What this task involves:
Copy each line of the entries beneath that contains the word "UNEN".

Data provided:
§

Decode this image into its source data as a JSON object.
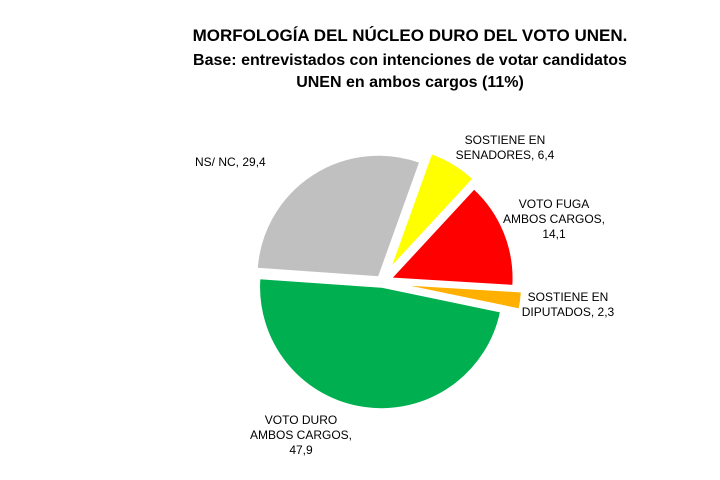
{
  "chart_data": {
    "type": "pie",
    "title": "MORFOLOGÍA DEL NÚCLEO DURO DEL VOTO UNEN.",
    "subtitle": "Base: entrevistados con intenciones de votar candidatos UNEN en ambos cargos (11%)",
    "categories": [
      "NS/ NC",
      "SOSTIENE EN SENADORES",
      "VOTO FUGA AMBOS CARGOS",
      "SOSTIENE EN DIPUTADOS",
      "VOTO DURO AMBOS CARGOS"
    ],
    "values": [
      29.4,
      6.4,
      14.1,
      2.3,
      47.9
    ],
    "value_labels": [
      "29,4",
      "6,4",
      "14,1",
      "2,3",
      "47,9"
    ],
    "colors": [
      "#c0c0c0",
      "#ffff00",
      "#ff0000",
      "#ffb000",
      "#00b050"
    ]
  }
}
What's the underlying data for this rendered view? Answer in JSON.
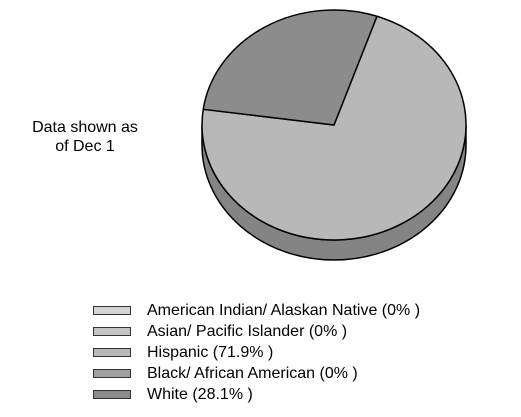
{
  "note": {
    "line1": "Data shown as",
    "line2": "of Dec 1"
  },
  "chart_data": {
    "type": "pie",
    "title": "",
    "labels": [
      "American Indian/ Alaskan Native",
      "Asian/ Pacific Islander",
      "Hispanic",
      "Black/ African American",
      "White"
    ],
    "values": [
      0,
      0,
      71.9,
      0,
      28.1
    ],
    "legend_labels": [
      "American Indian/ Alaskan Native (0% )",
      "Asian/ Pacific Islander (0% )",
      "Hispanic (71.9% )",
      "Black/ African American (0% )",
      "White (28.1% )"
    ],
    "colors": [
      "#d4d4d4",
      "#c4c4c4",
      "#b8b8b8",
      "#a0a0a0",
      "#8c8c8c"
    ],
    "style": "3d",
    "legend_position": "bottom"
  }
}
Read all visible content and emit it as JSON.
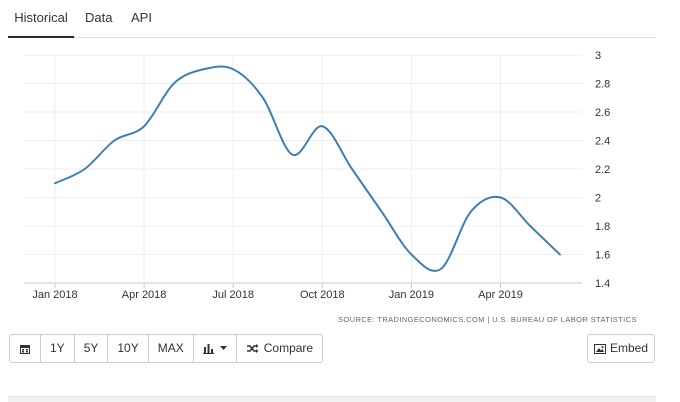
{
  "tabs": [
    {
      "label": "Historical",
      "active": true
    },
    {
      "label": "Data",
      "active": false
    },
    {
      "label": "API",
      "active": false
    }
  ],
  "chart_data": {
    "type": "line",
    "x": [
      "2018-01",
      "2018-02",
      "2018-03",
      "2018-04",
      "2018-05",
      "2018-06",
      "2018-07",
      "2018-08",
      "2018-09",
      "2018-10",
      "2018-11",
      "2018-12",
      "2019-01",
      "2019-02",
      "2019-03",
      "2019-04",
      "2019-05",
      "2019-06"
    ],
    "series": [
      {
        "values": [
          2.1,
          2.2,
          2.4,
          2.5,
          2.8,
          2.9,
          2.9,
          2.7,
          2.3,
          2.5,
          2.2,
          1.9,
          1.6,
          1.5,
          1.9,
          2.0,
          1.8,
          1.6
        ],
        "color": "#3d7fb0"
      }
    ],
    "x_tick_labels": [
      "Jan 2018",
      "Apr 2018",
      "Jul 2018",
      "Oct 2018",
      "Jan 2019",
      "Apr 2019"
    ],
    "y_ticks": [
      "3",
      "2.8",
      "2.6",
      "2.4",
      "2.2",
      "2",
      "1.8",
      "1.6",
      "1.4"
    ],
    "ylim": [
      1.4,
      3
    ],
    "grid": true,
    "y_axis_side": "right",
    "source": "SOURCE: TRADINGECONOMICS.COM  |  U.S. BUREAU OF LABOR STATISTICS"
  },
  "toolbar": {
    "calendar_icon": "calendar-icon",
    "buttons": [
      "1Y",
      "5Y",
      "10Y",
      "MAX"
    ],
    "chart_type_icon": "bar-chart-icon",
    "compare_icon": "shuffle-icon",
    "compare_label": "Compare",
    "embed_icon": "image-icon",
    "embed_label": "Embed"
  }
}
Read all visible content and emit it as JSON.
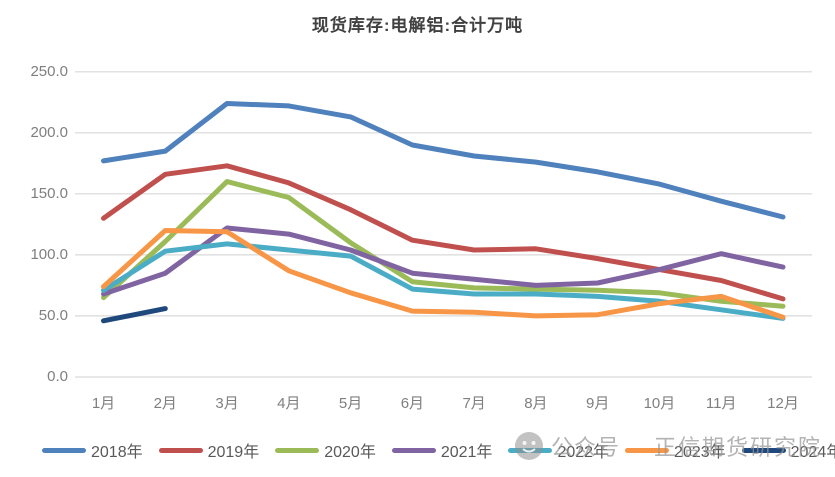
{
  "title": "现货库存:电解铝:合计万吨",
  "watermark": {
    "badge": "公众号",
    "name": "正信期货研究院"
  },
  "chart_data": {
    "type": "line",
    "title": "现货库存:电解铝:合计万吨",
    "unit": "万吨",
    "categories": [
      "1月",
      "2月",
      "3月",
      "4月",
      "5月",
      "6月",
      "7月",
      "8月",
      "9月",
      "10月",
      "11月",
      "12月"
    ],
    "series": [
      {
        "name": "2018年",
        "color": "#4F81BD",
        "values": [
          177,
          185,
          224,
          222,
          213,
          190,
          181,
          176,
          168,
          158,
          144,
          131
        ]
      },
      {
        "name": "2019年",
        "color": "#C0504D",
        "values": [
          130,
          166,
          173,
          159,
          137,
          112,
          104,
          105,
          97,
          88,
          79,
          64
        ]
      },
      {
        "name": "2020年",
        "color": "#9BBB59",
        "values": [
          65,
          111,
          160,
          147,
          110,
          78,
          73,
          72,
          71,
          69,
          62,
          58
        ]
      },
      {
        "name": "2021年",
        "color": "#8064A2",
        "values": [
          68,
          85,
          122,
          117,
          104,
          85,
          80,
          75,
          77,
          88,
          101,
          90
        ]
      },
      {
        "name": "2022年",
        "color": "#4BACC6",
        "values": [
          71,
          103,
          109,
          104,
          99,
          72,
          68,
          68,
          66,
          62,
          55,
          48
        ]
      },
      {
        "name": "2023年",
        "color": "#F79646",
        "values": [
          74,
          120,
          119,
          87,
          69,
          54,
          53,
          50,
          51,
          60,
          66,
          49
        ]
      },
      {
        "name": "2024年",
        "color": "#1F497D",
        "values": [
          46,
          56,
          null,
          null,
          null,
          null,
          null,
          null,
          null,
          null,
          null,
          null
        ]
      }
    ],
    "ylim": [
      0,
      250
    ],
    "ytick_step": 50,
    "ytick_labels": [
      "0.0",
      "50.0",
      "100.0",
      "150.0",
      "200.0",
      "250.0"
    ],
    "grid": true,
    "legend_position": "bottom"
  },
  "colors": {
    "background": "#FFFFFF",
    "gridline": "#D9D9D9",
    "axis_text": "#7F7F7F",
    "title_text": "#404040",
    "legend_text": "#595959",
    "watermark": "#969696"
  }
}
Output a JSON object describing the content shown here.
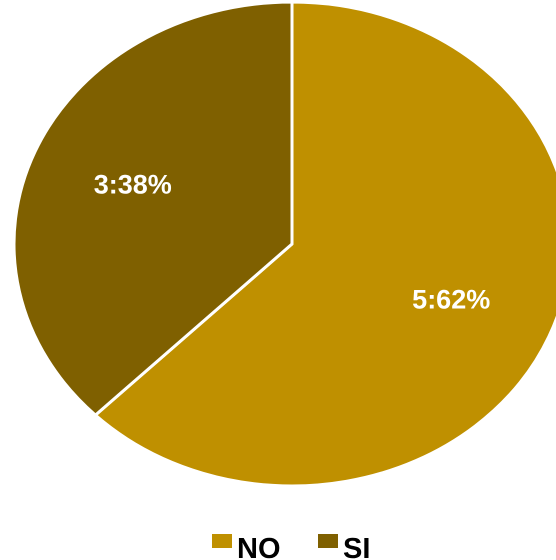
{
  "chart_data": {
    "type": "pie",
    "slices": [
      {
        "name": "NO",
        "value": 5,
        "percent": 62,
        "label": "5:62%",
        "color": "#BF9000"
      },
      {
        "name": "SI",
        "value": 3,
        "percent": 38,
        "label": "3:38%",
        "color": "#7F6000"
      }
    ],
    "legend": {
      "position": "bottom",
      "entries": [
        "NO",
        "SI"
      ]
    }
  }
}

§

Written response:
    "title": "MORFOLOGÍA DEL NÚCLEO DURO DEL VOTO UNEN.",
    "subtitle": "Base: entrevistados con intenciones de votar candidatos UNEN en ambos cargos (11%)",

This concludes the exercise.